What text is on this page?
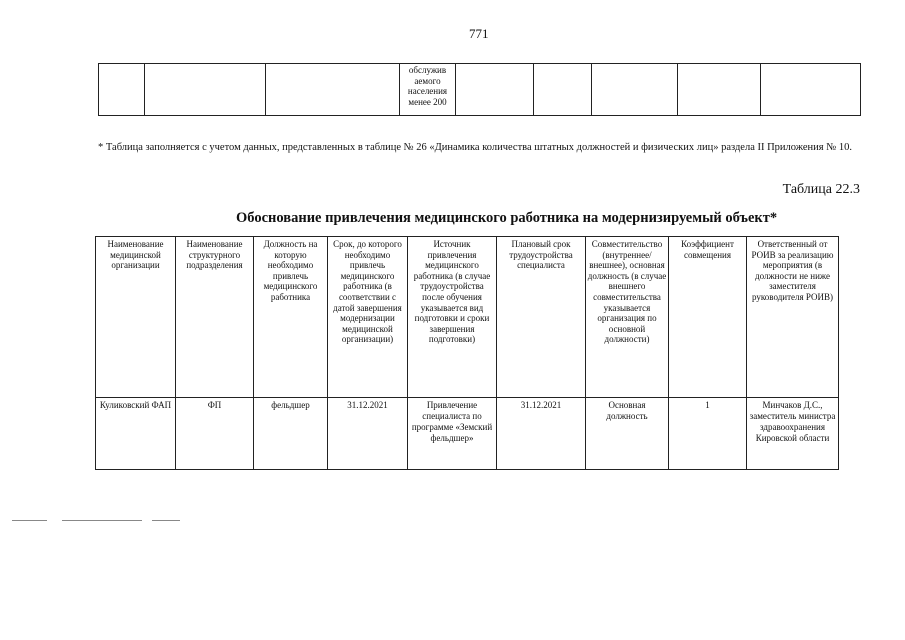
771

обслужив
аемого
населения
менее 200

* Таблица заполняется с учетом данных, представленных в таблице № 26 «Динамика количества штатных должностей и физических лиц» раздела II Приложения № 10.
Таблица 22.3
Обоснование привлечения медицинского работника на модернизируемый объект*
Наименование медицинской организации	Наименование структурного подразделения	Должность на которую необходимо привлечь медицинского работника	Срок, до которого необходимо привлечь медицинского работника (в соответствии с датой завершения модернизации медицинской организации)	Источник привлечения медицинского работника (в случае трудоустройства после обучения указывается вид подготовки и сроки завершения подготовки)	Плановый срок трудоустройства специалиста	Совместительство (внутреннее/внешнее), основная должность (в случае внешнего совместительства указывается организация по основной должности)	Коэффициент совмещения	Ответственный от РОИВ за реализацию мероприятия (в должности не ниже заместителя руководителя РОИВ)
Куликовский ФАП	ФП	фельдшер	31.12.2021	Привлечение специалиста по программе «Земский фельдшер»	31.12.2021	Основная должность	1	Минчаков Д.С., заместитель министра здравоохранения Кировской области
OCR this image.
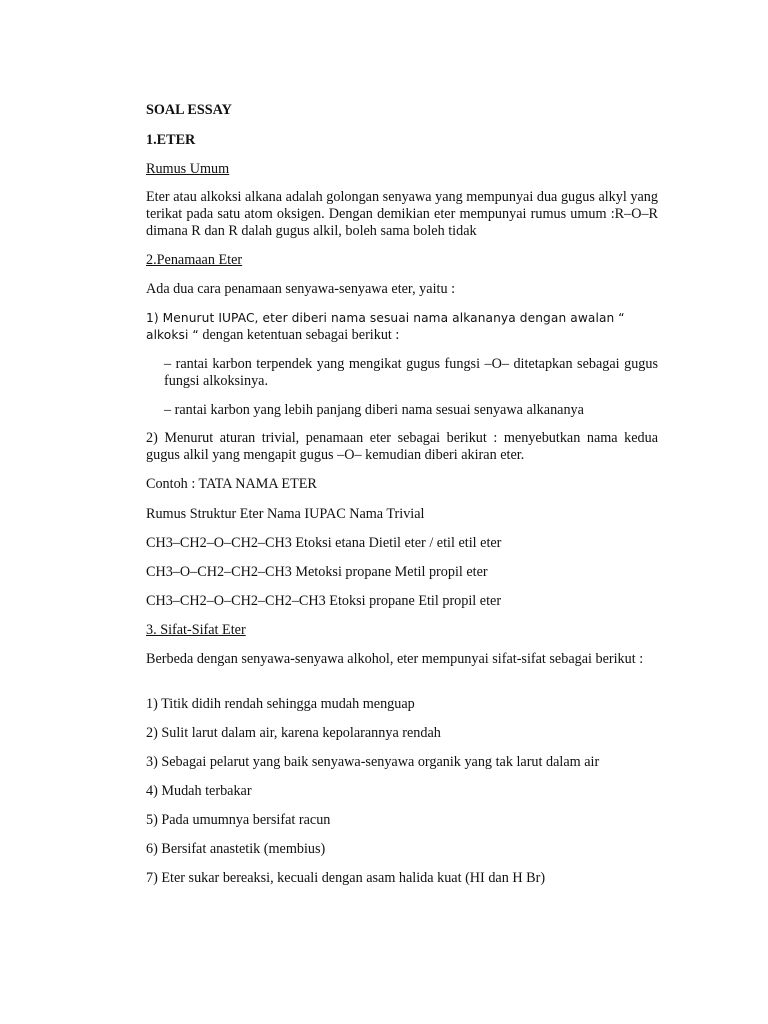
SOAL ESSAY

1.ETER

Rumus Umum

Eter atau alkoksi alkana adalah golongan senyawa yang mempunyai dua gugus alkyl yang terikat pada satu atom oksigen. Dengan demikian eter mempunyai rumus umum :R–O–R dimana R dan R dalah gugus alkil, boleh sama boleh tidak

2.Penamaan Eter

Ada dua cara penamaan senyawa-senyawa eter, yaitu :

1) Menurut IUPAC, eter diberi nama sesuai nama alkananya dengan awalan “
alkoksi “ dengan ketentuan sebagai berikut :

– rantai karbon terpendek yang mengikat gugus fungsi –O– ditetapkan sebagai gugus fungsi alkoksinya.

– rantai karbon yang lebih panjang diberi nama sesuai senyawa alkananya

2) Menurut aturan trivial, penamaan eter sebagai berikut : menyebutkan nama kedua gugus alkil yang mengapit gugus –O– kemudian diberi akiran eter.

Contoh : TATA NAMA ETER

Rumus Struktur Eter Nama IUPAC Nama Trivial

CH3–CH2–O–CH2–CH3 Etoksi etana Dietil eter / etil etil eter

CH3–O–CH2–CH2–CH3 Metoksi propane Metil propil eter

CH3–CH2–O–CH2–CH2–CH3 Etoksi propane Etil propil eter

3. Sifat-Sifat Eter

Berbeda dengan senyawa-senyawa alkohol, eter mempunyai sifat-sifat sebagai berikut :

1) Titik didih rendah sehingga mudah menguap

2) Sulit larut dalam air, karena kepolarannya rendah

3) Sebagai pelarut yang baik senyawa-senyawa organik yang tak larut dalam air

4) Mudah terbakar

5) Pada umumnya bersifat racun

6) Bersifat anastetik (membius)

7) Eter sukar bereaksi, kecuali dengan asam halida kuat (HI dan H Br)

▶ **What you should do**
Search the data for the word "должность" and copy each line where it appears.

▶ **Result for this exercise**
Наименование медицинской организации	Наименование структурного подразделения	Должность на которую необходимо привлечь медицинского работника	Срок, до которого необходимо привлечь медицинского работника (в соответствии с датой завершения модернизации медицинской организации)	Источник привлечения медицинского работника (в случае трудоустройства после обучения указывается вид подготовки и сроки завершения подготовки)	Плановый срок трудоустройства специалиста	Совместительство (внутреннее/внешнее), основная должность (в случае внешнего совместительства указывается организация по основной должности)	Коэффициент совмещения	Ответственный от РОИВ за реализацию мероприятия (в должности не ниже заместителя руководителя РОИВ)
Куликовский ФАП	ФП	фельдшер	31.12.2021	Привлечение специалиста по программе «Земский фельдшер»	31.12.2021	Основная должность	1	Минчаков Д.С., заместитель министра здравоохранения Кировской области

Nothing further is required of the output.